Challenge:
Identify each line below containing the string "Total" and copy it.
***** Entries supplied *****
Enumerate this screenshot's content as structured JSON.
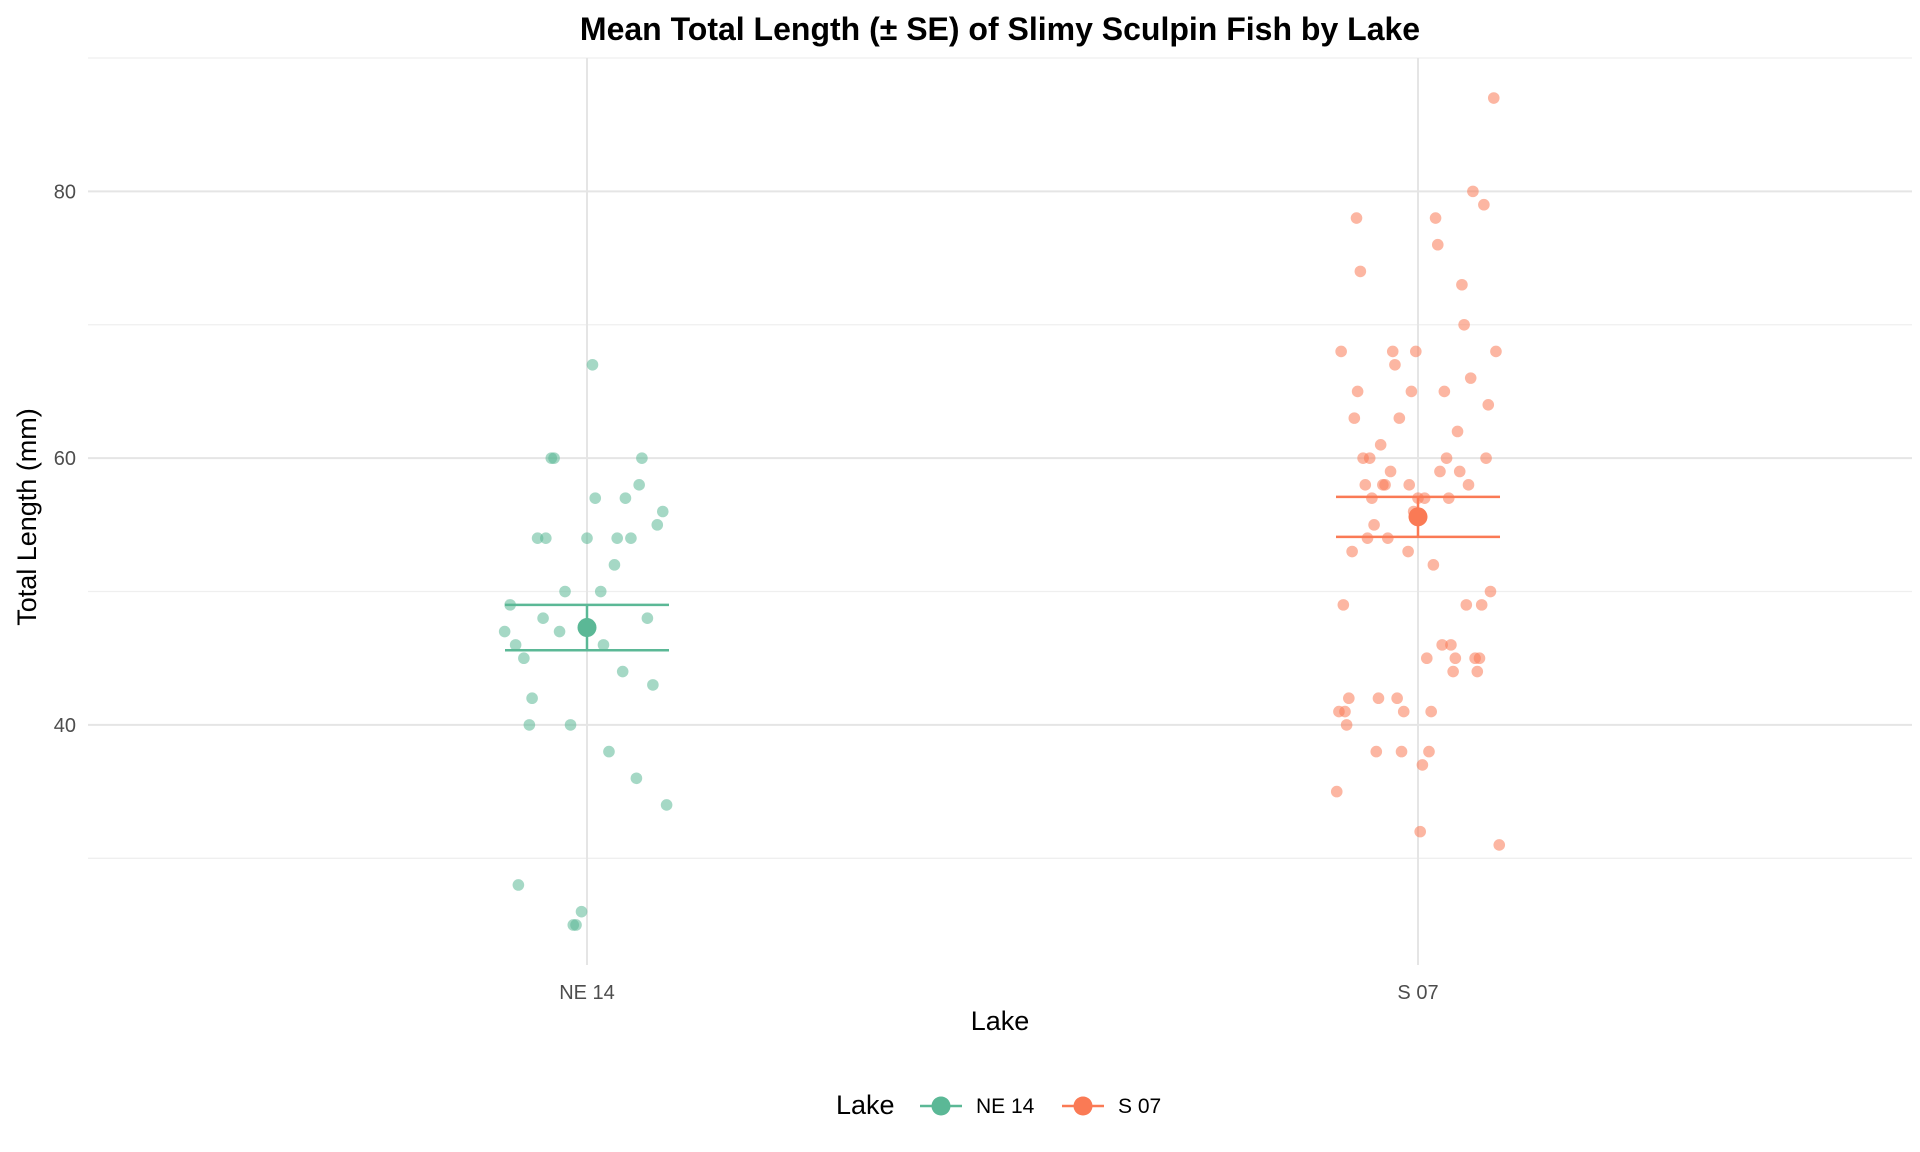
{
  "chart_data": {
    "type": "scatter",
    "title": "Mean Total Length (± SE) of Slimy Sculpin Fish by Lake",
    "xlabel": "Lake",
    "ylabel": "Total Length (mm)",
    "categories": [
      "NE 14",
      "S 07"
    ],
    "ylim": [
      22,
      90
    ],
    "y_ticks": [
      40,
      60,
      80
    ],
    "grid": true,
    "legend": {
      "title": "Lake",
      "position": "bottom"
    },
    "series": [
      {
        "name": "NE 14",
        "color": "#5bb896",
        "mean": 47.3,
        "se_upper": 49.0,
        "se_lower": 45.6,
        "values": [
          [
            -0.15,
            47
          ],
          [
            -0.14,
            49
          ],
          [
            -0.13,
            46
          ],
          [
            -0.125,
            28
          ],
          [
            -0.115,
            45
          ],
          [
            -0.105,
            40
          ],
          [
            -0.1,
            42
          ],
          [
            -0.09,
            54
          ],
          [
            -0.08,
            48
          ],
          [
            -0.075,
            54
          ],
          [
            -0.065,
            60
          ],
          [
            -0.06,
            60
          ],
          [
            -0.05,
            47
          ],
          [
            -0.04,
            50
          ],
          [
            -0.03,
            40
          ],
          [
            -0.025,
            25
          ],
          [
            -0.02,
            25
          ],
          [
            -0.01,
            26
          ],
          [
            0,
            54
          ],
          [
            0.01,
            67
          ],
          [
            0.015,
            57
          ],
          [
            0.025,
            50
          ],
          [
            0.03,
            46
          ],
          [
            0.04,
            38
          ],
          [
            0.05,
            52
          ],
          [
            0.055,
            54
          ],
          [
            0.065,
            44
          ],
          [
            0.07,
            57
          ],
          [
            0.08,
            54
          ],
          [
            0.09,
            36
          ],
          [
            0.095,
            58
          ],
          [
            0.1,
            60
          ],
          [
            0.11,
            48
          ],
          [
            0.12,
            43
          ],
          [
            0.128,
            55
          ],
          [
            0.138,
            56
          ],
          [
            0.145,
            34
          ]
        ]
      },
      {
        "name": "S 07",
        "color": "#fa7a55",
        "mean": 55.6,
        "se_upper": 57.1,
        "se_lower": 54.1,
        "values": [
          [
            -0.148,
            35
          ],
          [
            -0.144,
            41
          ],
          [
            -0.14,
            68
          ],
          [
            -0.136,
            49
          ],
          [
            -0.133,
            41
          ],
          [
            -0.13,
            40
          ],
          [
            -0.126,
            42
          ],
          [
            -0.12,
            53
          ],
          [
            -0.116,
            63
          ],
          [
            -0.11,
            65
          ],
          [
            -0.112,
            78
          ],
          [
            -0.105,
            74
          ],
          [
            -0.1,
            60
          ],
          [
            -0.096,
            58
          ],
          [
            -0.092,
            54
          ],
          [
            -0.088,
            60
          ],
          [
            -0.084,
            57
          ],
          [
            -0.08,
            55
          ],
          [
            -0.076,
            38
          ],
          [
            -0.072,
            42
          ],
          [
            -0.068,
            61
          ],
          [
            -0.064,
            58
          ],
          [
            -0.06,
            58
          ],
          [
            -0.055,
            54
          ],
          [
            -0.05,
            59
          ],
          [
            -0.046,
            68
          ],
          [
            -0.042,
            67
          ],
          [
            -0.038,
            42
          ],
          [
            -0.034,
            63
          ],
          [
            -0.03,
            38
          ],
          [
            -0.026,
            41
          ],
          [
            -0.018,
            53
          ],
          [
            -0.016,
            58
          ],
          [
            -0.012,
            65
          ],
          [
            -0.008,
            56
          ],
          [
            -0.004,
            68
          ],
          [
            0,
            57
          ],
          [
            0.004,
            32
          ],
          [
            0.008,
            37
          ],
          [
            0.012,
            57
          ],
          [
            0.016,
            45
          ],
          [
            0.02,
            38
          ],
          [
            0.024,
            41
          ],
          [
            0.028,
            52
          ],
          [
            0.032,
            78
          ],
          [
            0.036,
            76
          ],
          [
            0.04,
            59
          ],
          [
            0.044,
            46
          ],
          [
            0.048,
            65
          ],
          [
            0.052,
            60
          ],
          [
            0.056,
            57
          ],
          [
            0.06,
            46
          ],
          [
            0.064,
            44
          ],
          [
            0.068,
            45
          ],
          [
            0.072,
            62
          ],
          [
            0.076,
            59
          ],
          [
            0.08,
            73
          ],
          [
            0.084,
            70
          ],
          [
            0.088,
            49
          ],
          [
            0.092,
            58
          ],
          [
            0.096,
            66
          ],
          [
            0.1,
            80
          ],
          [
            0.104,
            45
          ],
          [
            0.108,
            44
          ],
          [
            0.112,
            45
          ],
          [
            0.116,
            49
          ],
          [
            0.12,
            79
          ],
          [
            0.124,
            60
          ],
          [
            0.128,
            64
          ],
          [
            0.132,
            50
          ],
          [
            0.138,
            87
          ],
          [
            0.142,
            68
          ],
          [
            0.148,
            31
          ]
        ]
      }
    ]
  }
}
*****
Answer for this exercise:
    "title": "Mean Total Length (± SE) of Slimy Sculpin Fish by Lake",
    "ylabel": "Total Length (mm)",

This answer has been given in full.